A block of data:
....................

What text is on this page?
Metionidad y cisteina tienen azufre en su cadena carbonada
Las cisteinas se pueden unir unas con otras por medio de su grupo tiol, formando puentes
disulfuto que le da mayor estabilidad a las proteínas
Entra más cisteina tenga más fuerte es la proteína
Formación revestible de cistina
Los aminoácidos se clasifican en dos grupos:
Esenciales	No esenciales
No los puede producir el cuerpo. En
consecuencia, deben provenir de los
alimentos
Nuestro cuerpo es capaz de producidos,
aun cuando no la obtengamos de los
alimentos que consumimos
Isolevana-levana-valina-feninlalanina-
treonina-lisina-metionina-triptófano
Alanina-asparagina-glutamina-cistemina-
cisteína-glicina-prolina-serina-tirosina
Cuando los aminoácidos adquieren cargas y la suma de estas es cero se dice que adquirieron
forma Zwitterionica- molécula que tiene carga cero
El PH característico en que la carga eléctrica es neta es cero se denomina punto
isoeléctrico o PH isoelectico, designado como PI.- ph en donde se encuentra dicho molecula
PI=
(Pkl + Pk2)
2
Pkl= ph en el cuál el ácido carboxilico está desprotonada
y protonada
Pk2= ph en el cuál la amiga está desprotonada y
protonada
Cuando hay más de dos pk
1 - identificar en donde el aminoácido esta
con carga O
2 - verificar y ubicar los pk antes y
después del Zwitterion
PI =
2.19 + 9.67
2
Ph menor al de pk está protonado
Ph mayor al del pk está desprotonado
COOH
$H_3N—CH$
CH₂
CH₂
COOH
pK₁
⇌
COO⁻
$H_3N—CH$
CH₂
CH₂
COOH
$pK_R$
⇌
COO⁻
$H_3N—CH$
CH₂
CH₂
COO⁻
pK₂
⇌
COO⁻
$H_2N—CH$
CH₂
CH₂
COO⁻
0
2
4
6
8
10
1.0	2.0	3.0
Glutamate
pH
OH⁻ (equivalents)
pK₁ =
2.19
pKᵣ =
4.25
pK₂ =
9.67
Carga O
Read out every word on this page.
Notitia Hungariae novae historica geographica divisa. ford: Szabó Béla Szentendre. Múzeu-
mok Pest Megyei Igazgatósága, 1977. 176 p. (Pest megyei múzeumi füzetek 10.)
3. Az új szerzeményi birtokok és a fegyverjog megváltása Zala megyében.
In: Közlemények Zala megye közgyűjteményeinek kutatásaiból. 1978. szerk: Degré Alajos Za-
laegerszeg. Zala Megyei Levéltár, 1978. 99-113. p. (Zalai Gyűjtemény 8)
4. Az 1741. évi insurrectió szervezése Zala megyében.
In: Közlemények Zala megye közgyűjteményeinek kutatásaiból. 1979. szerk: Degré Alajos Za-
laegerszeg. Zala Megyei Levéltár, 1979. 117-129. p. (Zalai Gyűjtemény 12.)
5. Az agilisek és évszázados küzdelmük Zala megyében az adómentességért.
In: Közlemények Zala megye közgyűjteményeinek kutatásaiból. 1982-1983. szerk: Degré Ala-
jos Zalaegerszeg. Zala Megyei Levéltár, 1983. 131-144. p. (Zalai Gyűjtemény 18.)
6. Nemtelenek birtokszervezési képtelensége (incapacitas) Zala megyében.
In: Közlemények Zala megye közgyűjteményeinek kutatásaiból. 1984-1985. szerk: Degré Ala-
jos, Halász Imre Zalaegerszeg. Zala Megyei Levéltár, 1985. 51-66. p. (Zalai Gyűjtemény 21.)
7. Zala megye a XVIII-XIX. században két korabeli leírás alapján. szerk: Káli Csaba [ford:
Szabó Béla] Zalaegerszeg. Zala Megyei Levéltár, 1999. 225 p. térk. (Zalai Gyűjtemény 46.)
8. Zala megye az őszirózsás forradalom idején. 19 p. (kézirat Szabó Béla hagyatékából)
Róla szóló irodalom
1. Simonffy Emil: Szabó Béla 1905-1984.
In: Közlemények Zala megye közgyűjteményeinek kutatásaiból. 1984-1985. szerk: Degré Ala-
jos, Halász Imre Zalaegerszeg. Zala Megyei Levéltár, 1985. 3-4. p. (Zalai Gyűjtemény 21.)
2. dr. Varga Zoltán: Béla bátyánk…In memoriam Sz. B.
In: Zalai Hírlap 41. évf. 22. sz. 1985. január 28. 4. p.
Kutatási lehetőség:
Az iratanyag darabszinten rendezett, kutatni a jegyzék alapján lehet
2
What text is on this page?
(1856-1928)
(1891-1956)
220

....................

◆ What to do: Only lines with the string "Közlemények" belong in your answer; copy each one.

◆ Correct response:
In: Közlemények Zala megye közgyűjteményeinek kutatásaiból. 1978. szerk: Degré Alajos Za-
In: Közlemények Zala megye közgyűjteményeinek kutatásaiból. 1979. szerk: Degré Alajos Za-
In: Közlemények Zala megye közgyűjteményeinek kutatásaiból. 1982-1983. szerk: Degré Ala-
In: Közlemények Zala megye közgyűjteményeinek kutatásaiból. 1984-1985. szerk: Degré Ala-
In: Közlemények Zala megye közgyűjteményeinek kutatásaiból. 1984-1985. szerk: Degré Ala-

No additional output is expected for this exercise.